- Problem requirements: Every line with the word "first" in it should be extracted from the data that follows.
[start of Dataset extract]
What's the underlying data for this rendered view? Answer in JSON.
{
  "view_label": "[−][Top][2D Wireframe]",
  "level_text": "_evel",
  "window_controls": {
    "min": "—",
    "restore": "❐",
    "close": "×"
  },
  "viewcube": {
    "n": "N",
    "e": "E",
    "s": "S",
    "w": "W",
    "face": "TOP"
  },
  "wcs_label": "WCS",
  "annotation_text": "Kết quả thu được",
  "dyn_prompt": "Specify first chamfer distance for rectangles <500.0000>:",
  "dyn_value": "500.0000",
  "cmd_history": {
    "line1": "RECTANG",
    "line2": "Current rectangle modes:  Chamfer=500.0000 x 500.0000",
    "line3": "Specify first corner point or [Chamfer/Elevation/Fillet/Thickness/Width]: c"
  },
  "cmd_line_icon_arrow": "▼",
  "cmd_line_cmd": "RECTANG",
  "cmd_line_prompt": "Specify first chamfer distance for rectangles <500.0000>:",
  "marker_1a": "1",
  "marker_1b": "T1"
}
[end of Dataset extract]
[start of Dataset extract]
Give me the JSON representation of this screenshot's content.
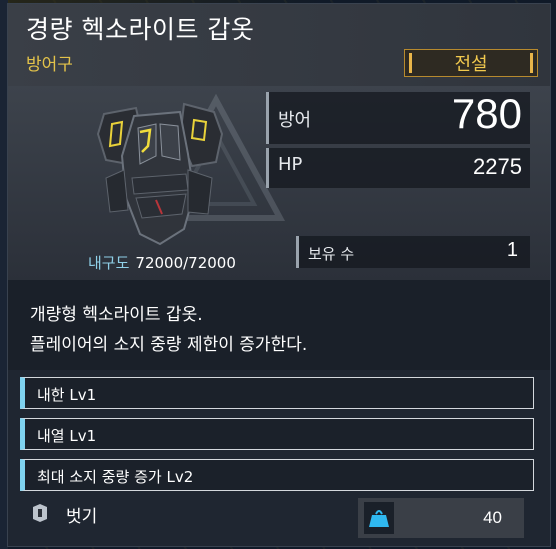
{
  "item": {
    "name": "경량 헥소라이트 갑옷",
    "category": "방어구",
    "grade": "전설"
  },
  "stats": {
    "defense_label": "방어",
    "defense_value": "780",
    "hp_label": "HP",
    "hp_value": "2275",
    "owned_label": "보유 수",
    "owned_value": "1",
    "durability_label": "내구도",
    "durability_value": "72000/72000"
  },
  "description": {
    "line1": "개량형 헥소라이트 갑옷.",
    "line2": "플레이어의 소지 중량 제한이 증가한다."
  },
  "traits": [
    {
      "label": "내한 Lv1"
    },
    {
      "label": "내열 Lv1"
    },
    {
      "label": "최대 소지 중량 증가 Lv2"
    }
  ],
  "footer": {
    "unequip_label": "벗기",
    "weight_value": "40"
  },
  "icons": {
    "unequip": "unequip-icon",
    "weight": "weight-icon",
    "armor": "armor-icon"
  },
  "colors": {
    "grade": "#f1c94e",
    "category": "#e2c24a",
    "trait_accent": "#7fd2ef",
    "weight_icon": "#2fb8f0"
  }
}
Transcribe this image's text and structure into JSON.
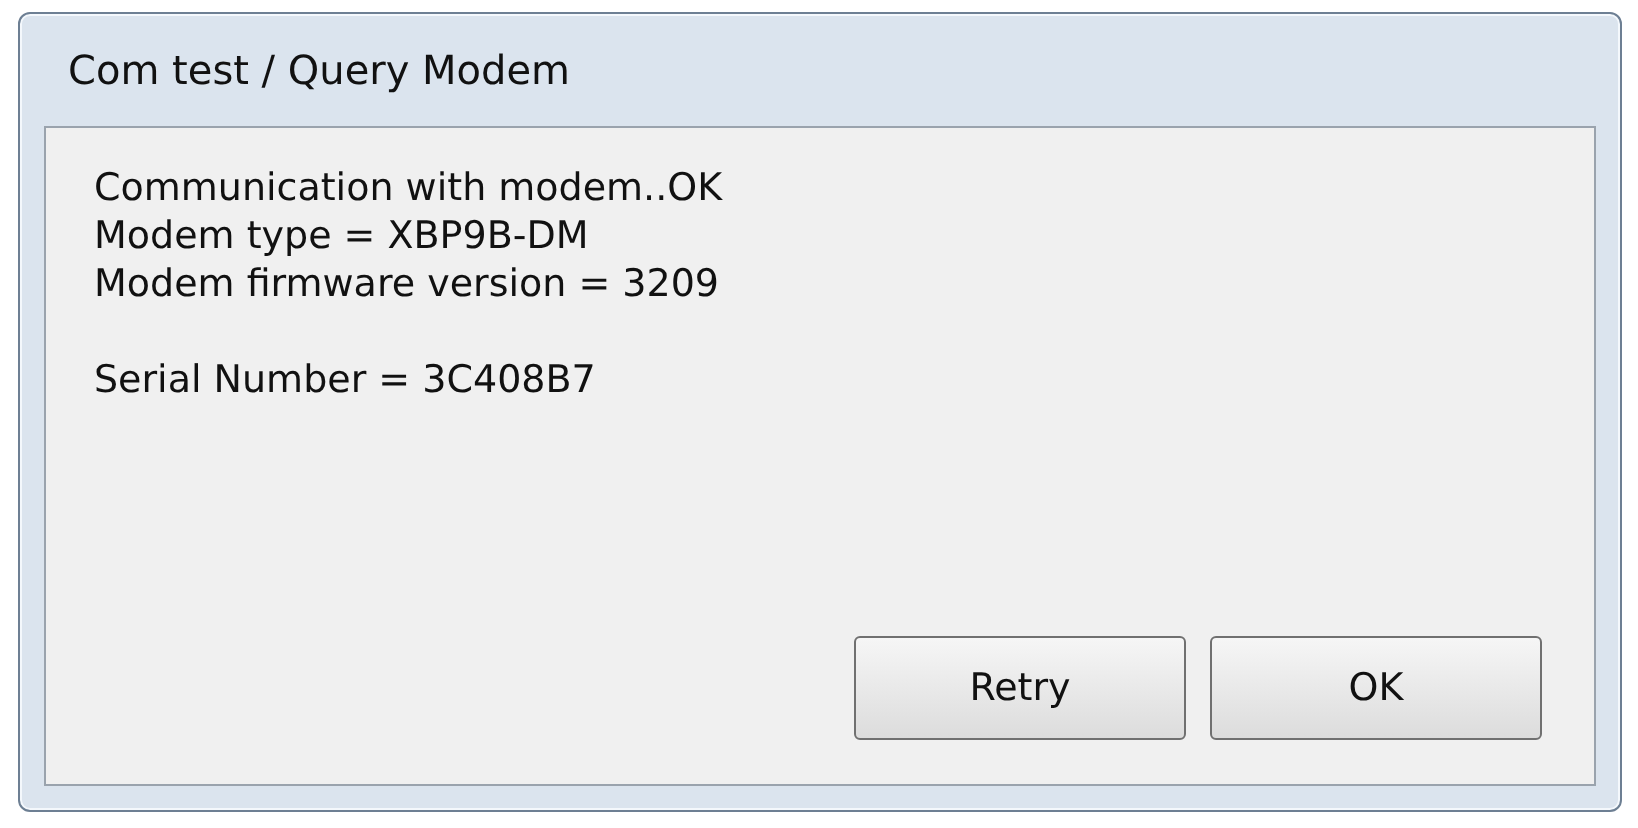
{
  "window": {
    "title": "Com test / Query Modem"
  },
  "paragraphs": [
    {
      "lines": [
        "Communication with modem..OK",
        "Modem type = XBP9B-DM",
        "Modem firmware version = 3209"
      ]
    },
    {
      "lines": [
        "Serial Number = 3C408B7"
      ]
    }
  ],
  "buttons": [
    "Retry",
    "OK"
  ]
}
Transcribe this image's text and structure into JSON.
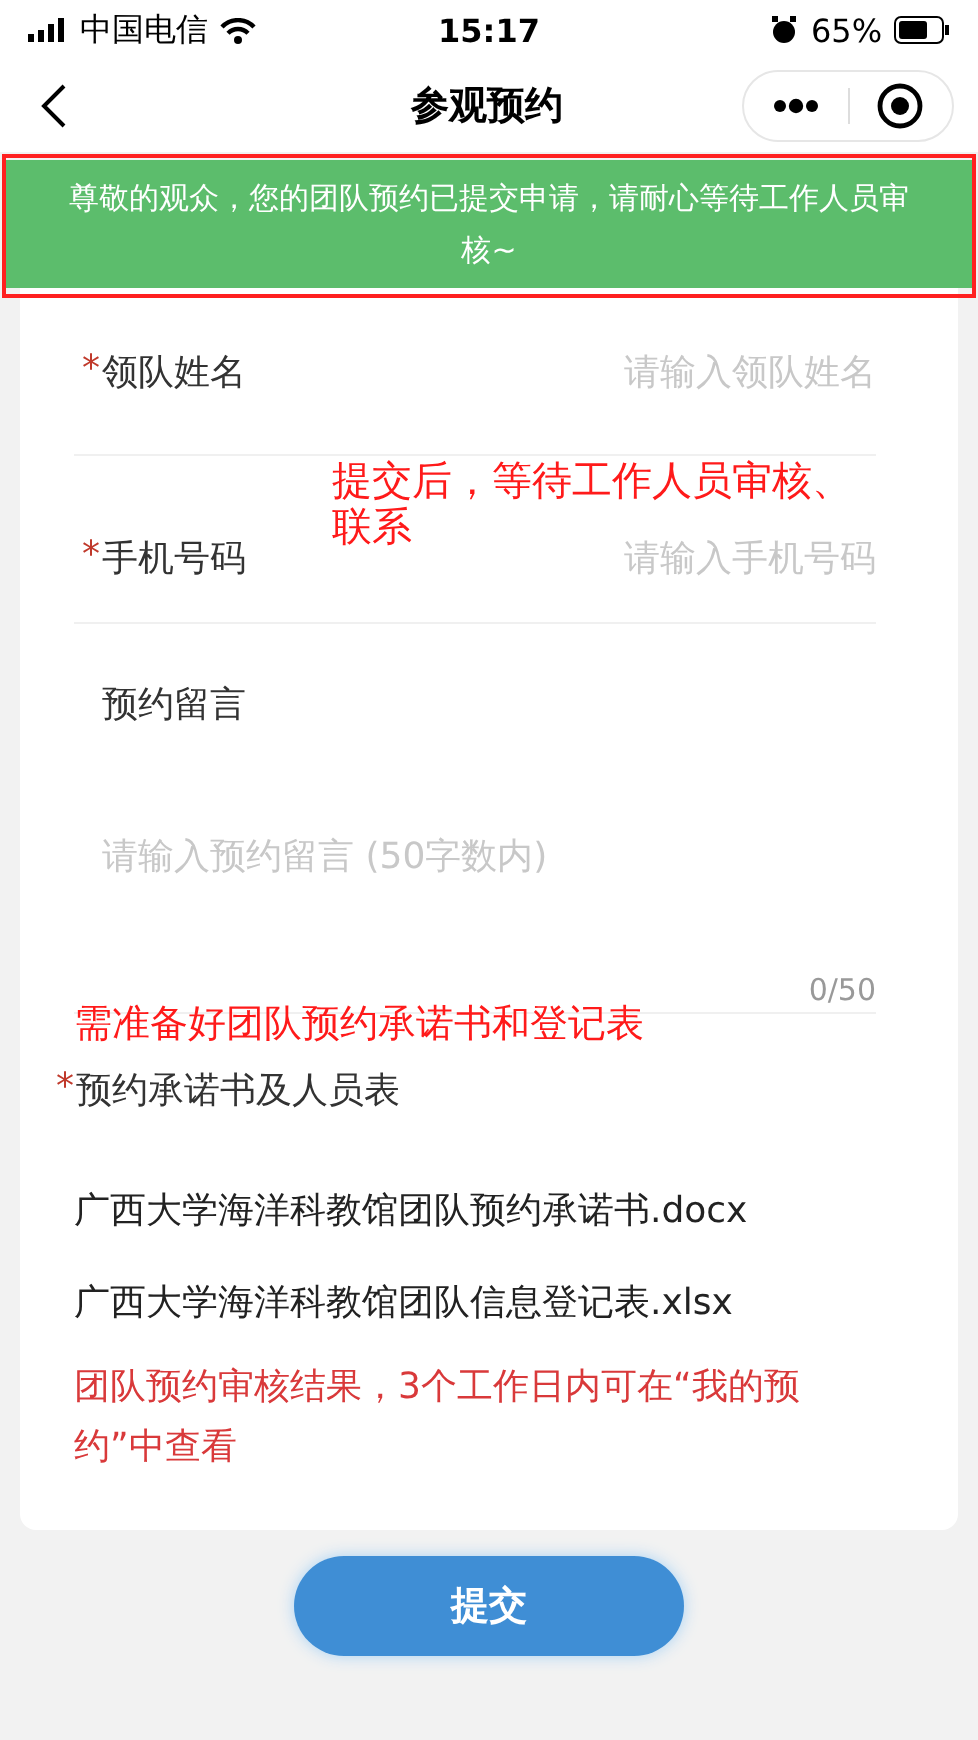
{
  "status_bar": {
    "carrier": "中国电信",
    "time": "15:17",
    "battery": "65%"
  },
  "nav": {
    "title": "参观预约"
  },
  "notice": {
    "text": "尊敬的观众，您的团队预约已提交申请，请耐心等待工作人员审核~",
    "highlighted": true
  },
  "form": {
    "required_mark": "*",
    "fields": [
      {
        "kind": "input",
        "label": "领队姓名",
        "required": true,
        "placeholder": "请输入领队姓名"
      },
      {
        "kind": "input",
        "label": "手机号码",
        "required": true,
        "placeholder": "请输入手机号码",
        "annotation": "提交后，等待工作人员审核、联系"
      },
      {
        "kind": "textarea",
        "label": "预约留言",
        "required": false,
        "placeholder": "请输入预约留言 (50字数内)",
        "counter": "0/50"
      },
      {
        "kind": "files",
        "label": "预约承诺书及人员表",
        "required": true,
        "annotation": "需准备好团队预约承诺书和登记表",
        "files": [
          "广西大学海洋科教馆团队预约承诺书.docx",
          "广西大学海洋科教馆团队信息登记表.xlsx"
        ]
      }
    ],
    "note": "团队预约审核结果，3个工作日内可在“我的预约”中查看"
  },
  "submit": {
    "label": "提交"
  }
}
[end of Dataset extract]
- Solution below:
  "dyn_prompt": "Specify first chamfer distance for rectangles <500.0000>:",
    "line3": "Specify first corner point or [Chamfer/Elevation/Fillet/Thickness/Width]: c"
  "cmd_line_prompt": "Specify first chamfer distance for rectangles <500.0000>:",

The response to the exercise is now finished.